— start Task input —

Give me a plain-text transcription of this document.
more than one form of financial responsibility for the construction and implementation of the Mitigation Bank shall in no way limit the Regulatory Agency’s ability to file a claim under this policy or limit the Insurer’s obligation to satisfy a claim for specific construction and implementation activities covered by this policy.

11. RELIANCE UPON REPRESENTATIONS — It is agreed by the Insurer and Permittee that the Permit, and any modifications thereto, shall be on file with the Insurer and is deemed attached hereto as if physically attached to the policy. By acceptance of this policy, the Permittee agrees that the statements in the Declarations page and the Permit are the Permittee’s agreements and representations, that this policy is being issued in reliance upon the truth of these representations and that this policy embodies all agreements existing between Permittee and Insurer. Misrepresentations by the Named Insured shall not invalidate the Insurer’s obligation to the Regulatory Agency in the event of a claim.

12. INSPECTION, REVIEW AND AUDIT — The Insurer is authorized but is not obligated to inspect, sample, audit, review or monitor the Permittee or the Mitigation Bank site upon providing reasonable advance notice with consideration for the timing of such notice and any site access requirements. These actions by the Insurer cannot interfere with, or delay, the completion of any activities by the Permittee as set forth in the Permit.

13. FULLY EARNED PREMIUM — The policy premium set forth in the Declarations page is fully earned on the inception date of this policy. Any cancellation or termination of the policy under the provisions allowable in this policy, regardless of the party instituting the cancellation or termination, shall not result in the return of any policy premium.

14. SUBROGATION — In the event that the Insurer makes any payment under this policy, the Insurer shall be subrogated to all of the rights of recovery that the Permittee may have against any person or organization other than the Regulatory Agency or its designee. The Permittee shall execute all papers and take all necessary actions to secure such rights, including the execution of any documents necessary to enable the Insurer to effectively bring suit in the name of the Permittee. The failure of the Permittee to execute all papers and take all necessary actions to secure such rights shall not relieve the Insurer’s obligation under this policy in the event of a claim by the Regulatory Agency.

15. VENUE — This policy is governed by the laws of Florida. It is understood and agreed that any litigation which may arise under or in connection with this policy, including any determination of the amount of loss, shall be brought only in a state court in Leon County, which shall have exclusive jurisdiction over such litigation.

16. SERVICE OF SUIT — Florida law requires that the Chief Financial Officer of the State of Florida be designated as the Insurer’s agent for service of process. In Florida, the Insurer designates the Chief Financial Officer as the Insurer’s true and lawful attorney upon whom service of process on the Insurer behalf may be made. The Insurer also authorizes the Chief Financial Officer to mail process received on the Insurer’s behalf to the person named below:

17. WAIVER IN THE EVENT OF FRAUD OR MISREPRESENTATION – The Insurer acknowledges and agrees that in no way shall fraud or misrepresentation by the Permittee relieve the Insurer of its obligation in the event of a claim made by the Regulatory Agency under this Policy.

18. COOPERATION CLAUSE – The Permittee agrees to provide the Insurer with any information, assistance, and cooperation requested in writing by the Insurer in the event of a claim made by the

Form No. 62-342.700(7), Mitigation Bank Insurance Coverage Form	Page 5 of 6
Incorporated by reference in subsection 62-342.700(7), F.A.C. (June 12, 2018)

— end Task input —

= Short task =
Look through the data and show every line containing "have".

= Reply to the exercise =
14. SUBROGATION — In the event that the Insurer makes any payment under this policy, the Insurer shall be subrogated to all of the rights of recovery that the Permittee may have against any person or organization other than the Regulatory Agency or its designee. The Permittee shall execute all papers and take all necessary actions to secure such rights, including the execution of any documents necessary to enable the Insurer to effectively bring suit in the name of the Permittee. The failure of the Permittee to execute all papers and take all necessary actions to secure such rights shall not relieve the Insurer’s obligation under this policy in the event of a claim by the Regulatory Agency.
15. VENUE — This policy is governed by the laws of Florida. It is understood and agreed that any litigation which may arise under or in connection with this policy, including any determination of the amount of loss, shall be brought only in a state court in Leon County, which shall have exclusive jurisdiction over such litigation.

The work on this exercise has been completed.